EXERCISE PROMPT
Return all of the entries exactly as written.

EXTRACTED ENTRIES
******************************

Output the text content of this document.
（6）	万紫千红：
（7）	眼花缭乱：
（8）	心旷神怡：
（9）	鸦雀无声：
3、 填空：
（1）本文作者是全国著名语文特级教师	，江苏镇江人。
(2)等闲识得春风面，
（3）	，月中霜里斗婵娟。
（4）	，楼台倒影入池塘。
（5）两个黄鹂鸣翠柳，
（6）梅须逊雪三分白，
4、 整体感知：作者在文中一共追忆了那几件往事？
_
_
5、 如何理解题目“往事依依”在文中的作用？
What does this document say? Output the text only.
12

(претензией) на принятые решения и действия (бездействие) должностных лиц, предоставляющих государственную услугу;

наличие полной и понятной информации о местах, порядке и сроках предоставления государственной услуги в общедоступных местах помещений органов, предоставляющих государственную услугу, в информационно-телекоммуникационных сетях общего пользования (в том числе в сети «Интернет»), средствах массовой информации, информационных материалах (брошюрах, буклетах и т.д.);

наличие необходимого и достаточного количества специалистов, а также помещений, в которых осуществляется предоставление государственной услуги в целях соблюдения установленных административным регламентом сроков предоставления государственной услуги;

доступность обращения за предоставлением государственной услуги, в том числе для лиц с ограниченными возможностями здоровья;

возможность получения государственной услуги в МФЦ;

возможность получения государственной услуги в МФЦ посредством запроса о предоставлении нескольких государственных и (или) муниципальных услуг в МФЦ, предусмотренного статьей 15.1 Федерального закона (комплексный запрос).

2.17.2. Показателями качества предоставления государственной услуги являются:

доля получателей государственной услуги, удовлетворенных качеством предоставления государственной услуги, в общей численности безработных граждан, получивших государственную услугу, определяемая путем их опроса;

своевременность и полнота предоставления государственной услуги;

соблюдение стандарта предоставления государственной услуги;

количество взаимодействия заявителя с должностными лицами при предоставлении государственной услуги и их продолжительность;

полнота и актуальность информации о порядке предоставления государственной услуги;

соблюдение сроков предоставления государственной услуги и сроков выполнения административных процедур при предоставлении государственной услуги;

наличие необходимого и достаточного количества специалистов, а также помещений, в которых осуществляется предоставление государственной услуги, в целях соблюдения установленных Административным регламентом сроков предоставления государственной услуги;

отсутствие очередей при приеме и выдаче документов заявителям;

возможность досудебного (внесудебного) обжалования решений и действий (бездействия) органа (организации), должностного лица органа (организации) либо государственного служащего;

******************************

RIGHT ANSWER
Output the text content of this document.
（6）	万紫千红：
（7）	眼花缭乱：
（8）	心旷神怡：
（9）	鸦雀无声：
3、 填空：
（1）本文作者是全国著名语文特级教师	，江苏镇江人。
(2)等闲识得春风面，
（3）	，月中霜里斗婵娟。
（4）	，楼台倒影入池塘。
（5）两个黄鹂鸣翠柳，
（6）梅须逊雪三分白，
4、 整体感知：作者在文中一共追忆了那几件往事？
_
_
5、 如何理解题目“往事依依”在文中的作用？
What does this document say? Output the text only.
12

(претензией) на принятые решения и действия (бездействие) должностных лиц, предоставляющих государственную услугу;

наличие полной и понятной информации о местах, порядке и сроках предоставления государственной услуги в общедоступных местах помещений органов, предоставляющих государственную услугу, в информационно-телекоммуникационных сетях общего пользования (в том числе в сети «Интернет»), средствах массовой информации, информационных материалах (брошюрах, буклетах и т.д.);

наличие необходимого и достаточного количества специалистов, а также помещений, в которых осуществляется предоставление государственной услуги в целях соблюдения установленных административным регламентом сроков предоставления государственной услуги;

доступность обращения за предоставлением государственной услуги, в том числе для лиц с ограниченными возможностями здоровья;

возможность получения государственной услуги в МФЦ;

возможность получения государственной услуги в МФЦ посредством запроса о предоставлении нескольких государственных и (или) муниципальных услуг в МФЦ, предусмотренного статьей 15.1 Федерального закона (комплексный запрос).

2.17.2. Показателями качества предоставления государственной услуги являются:

доля получателей государственной услуги, удовлетворенных качеством предоставления государственной услуги, в общей численности безработных граждан, получивших государственную услугу, определяемая путем их опроса;

своевременность и полнота предоставления государственной услуги;

соблюдение стандарта предоставления государственной услуги;

количество взаимодействия заявителя с должностными лицами при предоставлении государственной услуги и их продолжительность;

полнота и актуальность информации о порядке предоставления государственной услуги;

соблюдение сроков предоставления государственной услуги и сроков выполнения административных процедур при предоставлении государственной услуги;

наличие необходимого и достаточного количества специалистов, а также помещений, в которых осуществляется предоставление государственной услуги, в целях соблюдения установленных Административным регламентом сроков предоставления государственной услуги;

отсутствие очередей при приеме и выдаче документов заявителям;

возможность досудебного (внесудебного) обжалования решений и действий (бездействия) органа (организации), должностного лица органа (организации) либо государственного служащего;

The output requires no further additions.